» Challenge
Transcribe the records below in full; pictures stay out of the copy.

┌────────

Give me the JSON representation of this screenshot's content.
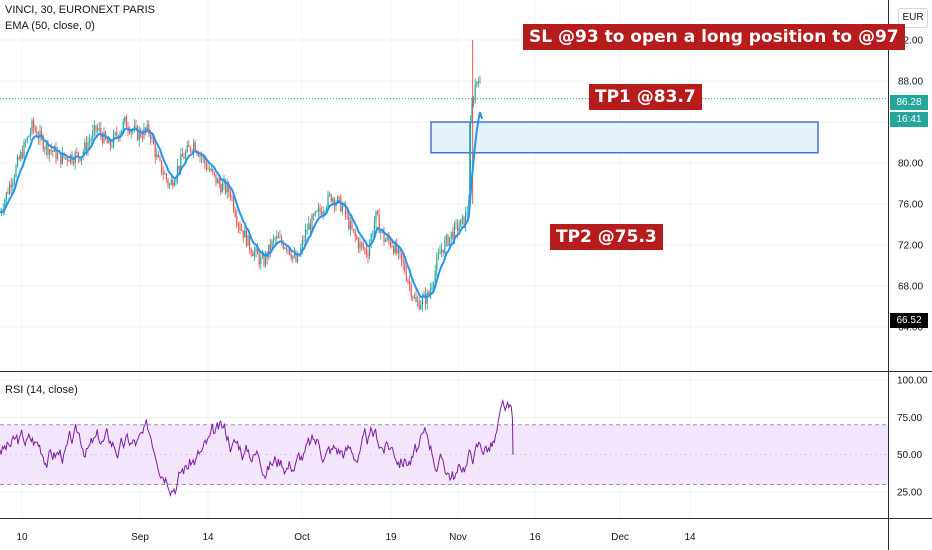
{
  "header": {
    "symbol_line": "VINCI, 30, EURONEXT PARIS",
    "ema_line": "EMA (50, close, 0)",
    "rsi_line": "RSI (14, close)",
    "currency_button": "EUR"
  },
  "annotations": {
    "sl": "SL @93 to open a long position to @97",
    "tp1": "TP1 @83.7",
    "tp2": "TP2 @75.3"
  },
  "price_labels": {
    "last": "86.28",
    "countdown": "16:41",
    "low": "66.52"
  },
  "colors": {
    "up": "#26a69a",
    "down": "#ef5350",
    "ema": "#2196f3",
    "rsi": "#7b1fa2",
    "rsi_band": "#f3e5fb",
    "zone_fill": "#e3f2fd",
    "zone_border": "#4a6fdc",
    "annotation_bg": "#b71c1c",
    "last_tag": "#26a69a",
    "low_tag": "#000000"
  },
  "chart_data": [
    {
      "type": "candlestick",
      "panel": "price",
      "y_ticks": [
        "64.00",
        "68.00",
        "72.00",
        "76.00",
        "80.00",
        "84.00",
        "88.00",
        "92.00"
      ],
      "ylim": [
        62.0,
        94.2
      ],
      "x_ticks": [
        "10",
        "Sep",
        "14",
        "Oct",
        "19",
        "Nov",
        "16",
        "Dec",
        "14"
      ],
      "close_path": [
        [
          0,
          75.2
        ],
        [
          0.03,
          78.5
        ],
        [
          0.08,
          83.6
        ],
        [
          0.11,
          81.8
        ],
        [
          0.15,
          80.5
        ],
        [
          0.2,
          80.8
        ],
        [
          0.24,
          83.4
        ],
        [
          0.27,
          81.6
        ],
        [
          0.31,
          84.0
        ],
        [
          0.34,
          82.8
        ],
        [
          0.37,
          83.2
        ],
        [
          0.39,
          80.2
        ],
        [
          0.42,
          77.8
        ],
        [
          0.45,
          80.4
        ],
        [
          0.48,
          82.0
        ],
        [
          0.51,
          79.8
        ],
        [
          0.54,
          78.0
        ],
        [
          0.57,
          77.2
        ],
        [
          0.59,
          74.2
        ],
        [
          0.62,
          71.8
        ],
        [
          0.65,
          70.2
        ],
        [
          0.68,
          72.6
        ],
        [
          0.71,
          72.0
        ],
        [
          0.735,
          70.2
        ],
        [
          0.76,
          73.6
        ],
        [
          0.79,
          75.2
        ],
        [
          0.82,
          76.8
        ],
        [
          0.85,
          75.6
        ],
        [
          0.87,
          73.4
        ],
        [
          0.89,
          72.0
        ],
        [
          0.91,
          71.3
        ],
        [
          0.93,
          74.8
        ],
        [
          0.95,
          72.6
        ],
        [
          0.97,
          72.2
        ],
        [
          1.0,
          69.8
        ],
        [
          1.03,
          66.2
        ],
        [
          1.06,
          67.0
        ],
        [
          1.09,
          71.4
        ],
        [
          1.12,
          73.2
        ],
        [
          1.15,
          74.4
        ],
        [
          1.16,
          76.0
        ],
        [
          1.165,
          84.5
        ],
        [
          1.175,
          87.4
        ],
        [
          1.185,
          88.8
        ],
        [
          1.19,
          86.28
        ]
      ],
      "ema": {
        "name": "EMA",
        "period": 50
      },
      "zone": {
        "top": 84.0,
        "bottom": 81.0
      },
      "last_price": 86.28,
      "low_marker": 66.52,
      "high_spike": 92.0
    },
    {
      "type": "line",
      "panel": "rsi",
      "y_ticks": [
        "25.00",
        "50.00",
        "75.00",
        "100.00"
      ],
      "ylim": [
        13,
        102
      ],
      "band": [
        30,
        70
      ],
      "midline": 50
    }
  ]
}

└────────

» Exercise output
Give me the JSON representation of this screenshot's content.
{
  "header": {
    "symbol_line": "VINCI, 30, EURONEXT PARIS",
    "ema_line": "EMA (50, close, 0)",
    "rsi_line": "RSI (14, close)",
    "currency_button": "EUR"
  },
  "annotations": {
    "sl": "SL @93 to open a long position to @97",
    "tp1": "TP1 @83.7",
    "tp2": "TP2 @75.3"
  },
  "price_labels": {
    "last": "86.28",
    "countdown": "16:41",
    "low": "66.52"
  },
  "colors": {
    "up": "#26a69a",
    "down": "#ef5350",
    "ema": "#2196f3",
    "rsi": "#7b1fa2",
    "rsi_band": "#f3e5fb",
    "zone_fill": "#e3f2fd",
    "zone_border": "#4a6fdc",
    "annotation_bg": "#b71c1c",
    "last_tag": "#26a69a",
    "low_tag": "#000000"
  },
  "chart_data": [
    {
      "type": "candlestick",
      "panel": "price",
      "y_ticks": [
        "64.00",
        "68.00",
        "72.00",
        "76.00",
        "80.00",
        "84.00",
        "88.00",
        "92.00"
      ],
      "ylim": [
        62.0,
        94.2
      ],
      "x_ticks": [
        "10",
        "Sep",
        "14",
        "Oct",
        "19",
        "Nov",
        "16",
        "Dec",
        "14"
      ],
      "close_path": [
        [
          0,
          75.2
        ],
        [
          0.03,
          78.5
        ],
        [
          0.08,
          83.6
        ],
        [
          0.11,
          81.8
        ],
        [
          0.15,
          80.5
        ],
        [
          0.2,
          80.8
        ],
        [
          0.24,
          83.4
        ],
        [
          0.27,
          81.6
        ],
        [
          0.31,
          84.0
        ],
        [
          0.34,
          82.8
        ],
        [
          0.37,
          83.2
        ],
        [
          0.39,
          80.2
        ],
        [
          0.42,
          77.8
        ],
        [
          0.45,
          80.4
        ],
        [
          0.48,
          82.0
        ],
        [
          0.51,
          79.8
        ],
        [
          0.54,
          78.0
        ],
        [
          0.57,
          77.2
        ],
        [
          0.59,
          74.2
        ],
        [
          0.62,
          71.8
        ],
        [
          0.65,
          70.2
        ],
        [
          0.68,
          72.6
        ],
        [
          0.71,
          72.0
        ],
        [
          0.735,
          70.2
        ],
        [
          0.76,
          73.6
        ],
        [
          0.79,
          75.2
        ],
        [
          0.82,
          76.8
        ],
        [
          0.85,
          75.6
        ],
        [
          0.87,
          73.4
        ],
        [
          0.89,
          72.0
        ],
        [
          0.91,
          71.3
        ],
        [
          0.93,
          74.8
        ],
        [
          0.95,
          72.6
        ],
        [
          0.97,
          72.2
        ],
        [
          1.0,
          69.8
        ],
        [
          1.03,
          66.2
        ],
        [
          1.06,
          67.0
        ],
        [
          1.09,
          71.4
        ],
        [
          1.12,
          73.2
        ],
        [
          1.15,
          74.4
        ],
        [
          1.16,
          76.0
        ],
        [
          1.165,
          84.5
        ],
        [
          1.175,
          87.4
        ],
        [
          1.185,
          88.8
        ],
        [
          1.19,
          86.28
        ]
      ],
      "ema": {
        "name": "EMA",
        "period": 50
      },
      "zone": {
        "top": 84.0,
        "bottom": 81.0
      },
      "last_price": 86.28,
      "low_marker": 66.52,
      "high_spike": 92.0
    },
    {
      "type": "line",
      "panel": "rsi",
      "y_ticks": [
        "25.00",
        "50.00",
        "75.00",
        "100.00"
      ],
      "ylim": [
        13,
        102
      ],
      "band": [
        30,
        70
      ],
      "midline": 50
    }
  ]
}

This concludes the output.